STATED TASK | Filter the listing and keep only the lines with the word "Subs".

THE DATA |

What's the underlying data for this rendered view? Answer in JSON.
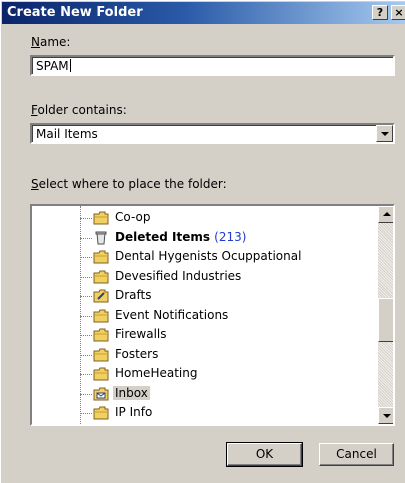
{
  "window": {
    "title": "Create New Folder",
    "help_label": "?",
    "close_label": "×"
  },
  "name_field": {
    "label_mnemonic": "N",
    "label_rest": "ame:",
    "value": "SPAM"
  },
  "folder_contains": {
    "label_mnemonic": "F",
    "label_rest": "older contains:",
    "value": "Mail Items"
  },
  "place_label": {
    "mnemonic": "S",
    "rest": "elect where to place the folder:"
  },
  "tree": {
    "items": [
      {
        "label": "Co-op",
        "count": "",
        "bold": false,
        "icon": "folder-icon"
      },
      {
        "label": "Deleted Items",
        "count": "(213)",
        "bold": true,
        "icon": "deleted-items-icon"
      },
      {
        "label": "Dental Hygenists Ocuppational",
        "count": "",
        "bold": false,
        "icon": "folder-icon"
      },
      {
        "label": "Devesified Industries",
        "count": "",
        "bold": false,
        "icon": "folder-icon"
      },
      {
        "label": "Drafts",
        "count": "",
        "bold": false,
        "icon": "drafts-icon"
      },
      {
        "label": "Event Notifications",
        "count": "",
        "bold": false,
        "icon": "folder-icon"
      },
      {
        "label": "Firewalls",
        "count": "",
        "bold": false,
        "icon": "folder-icon"
      },
      {
        "label": "Fosters",
        "count": "",
        "bold": false,
        "icon": "folder-icon"
      },
      {
        "label": "HomeHeating",
        "count": "",
        "bold": false,
        "icon": "folder-icon"
      },
      {
        "label": "Inbox",
        "count": "",
        "bold": false,
        "icon": "inbox-icon",
        "selected": true
      },
      {
        "label": "IP Info",
        "count": "",
        "bold": false,
        "icon": "folder-icon"
      }
    ]
  },
  "buttons": {
    "ok_label": "OK",
    "cancel_label": "Cancel"
  },
  "colors": {
    "title_start": "#0a246a",
    "title_end": "#a6caf0",
    "dialog_face": "#d4d0c8",
    "count_text": "#1f3bd0"
  }
}
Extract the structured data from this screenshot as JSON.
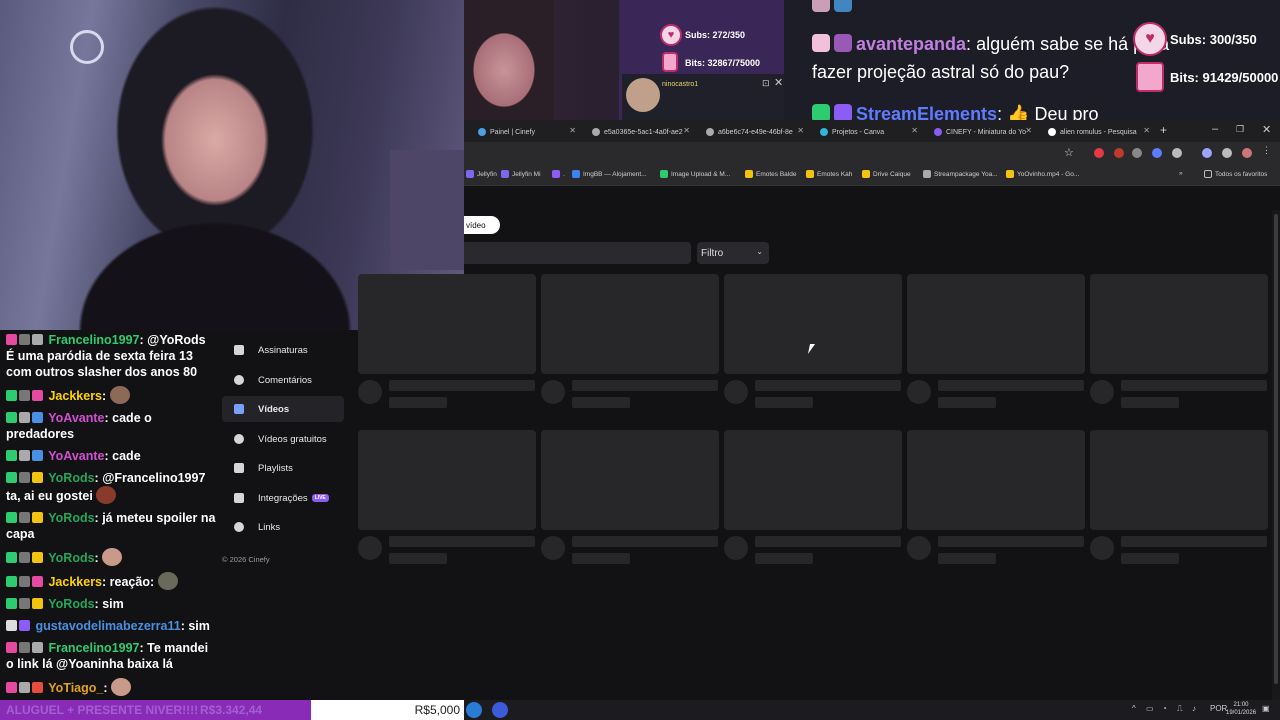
{
  "overlay": {
    "subs_small": "Subs: 272/350",
    "bits_small": "Bits: 32867/75000",
    "subs_large": "Subs: 300/350",
    "bits_large": "Bits: 91429/50000",
    "notif_name": "ninocastro1"
  },
  "top_chat": {
    "line1_rest": "alguém sabe se há para",
    "line1_user": "avantepanda",
    "line2": "fazer projeção astral só do pau?",
    "line3_user": "StreamElements",
    "line3_text": "Deu pro"
  },
  "browser": {
    "tabs": [
      {
        "label": "Painel | Cinefy"
      },
      {
        "label": "e5a0365e-5ac1-4a0f-ae2"
      },
      {
        "label": "a6be6c74-e49e-46bf-8e"
      },
      {
        "label": "Projetos - Canva"
      },
      {
        "label": "CINEFY - Miniatura do Yo"
      },
      {
        "label": "alien romulus - Pesquisa"
      }
    ],
    "new_tab": "+",
    "bookmarks": [
      "Jellyfin",
      "Jellyfin Mi",
      ".",
      "ImgBB — Alojament...",
      "Image Upload & M...",
      "Emotes Balde",
      "Emotes Kah",
      "Drive Caique",
      "Streampackage Yoa...",
      "YoOvinho.mp4 - Go..."
    ],
    "all_bookmarks": "Todos os favoritos"
  },
  "page": {
    "video_pill": "vídeo",
    "filter_label": "Filtro",
    "nav": [
      {
        "label": "Assinaturas"
      },
      {
        "label": "Comentários"
      },
      {
        "label": "Vídeos"
      },
      {
        "label": "Vídeos gratuitos"
      },
      {
        "label": "Playlists"
      },
      {
        "label": "Integrações"
      },
      {
        "label": "Links"
      }
    ],
    "live_badge": "LIVE",
    "copyright": "© 2026 Cinefy"
  },
  "chat": [
    {
      "user": "Francelino1997",
      "color": "#2ecc71",
      "text": "@YoRods É uma paródia de sexta feira 13 com outros slasher dos anos 80"
    },
    {
      "user": "Jackkers",
      "color": "#ffd400",
      "text": ""
    },
    {
      "user": "YoAvante",
      "color": "#d04fd0",
      "text": "cade o predadores"
    },
    {
      "user": "YoAvante",
      "color": "#d04fd0",
      "text": "cade"
    },
    {
      "user": "YoRods",
      "color": "#26a65b",
      "text": "@Francelino1997 ta, ai eu gostei"
    },
    {
      "user": "YoRods",
      "color": "#26a65b",
      "text": "já meteu spoiler na capa"
    },
    {
      "user": "YoRods",
      "color": "#26a65b",
      "text": ""
    },
    {
      "user": "Jackkers",
      "color": "#ffd400",
      "text": "reação:"
    },
    {
      "user": "YoRods",
      "color": "#26a65b",
      "text": "sim"
    },
    {
      "user": "gustavodelimabezerra11",
      "color": "#4a90e2",
      "text": "sim"
    },
    {
      "user": "Francelino1997",
      "color": "#2ecc71",
      "text": "Te mandei o link lá @Yoaninha baixa lá"
    },
    {
      "user": "YoTiago_",
      "color": "#e0a020",
      "text": ""
    }
  ],
  "goal": {
    "label": "ALUGUEL + PRESENTE NIVER!!!!",
    "current": "R$3.342,44",
    "target": "R$5,000",
    "progress": 0.67
  },
  "taskbar": {
    "lang": "POR",
    "time": "21:00",
    "date": "19/01/2026"
  },
  "colors": {
    "accent_purple": "#8a2bb8",
    "live_badge": "#8b5cf6",
    "skeleton": "#27272a"
  }
}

EXERCISE RESULT |
    "subs_small": "Subs: 272/350",
    "subs_large": "Subs: 300/350",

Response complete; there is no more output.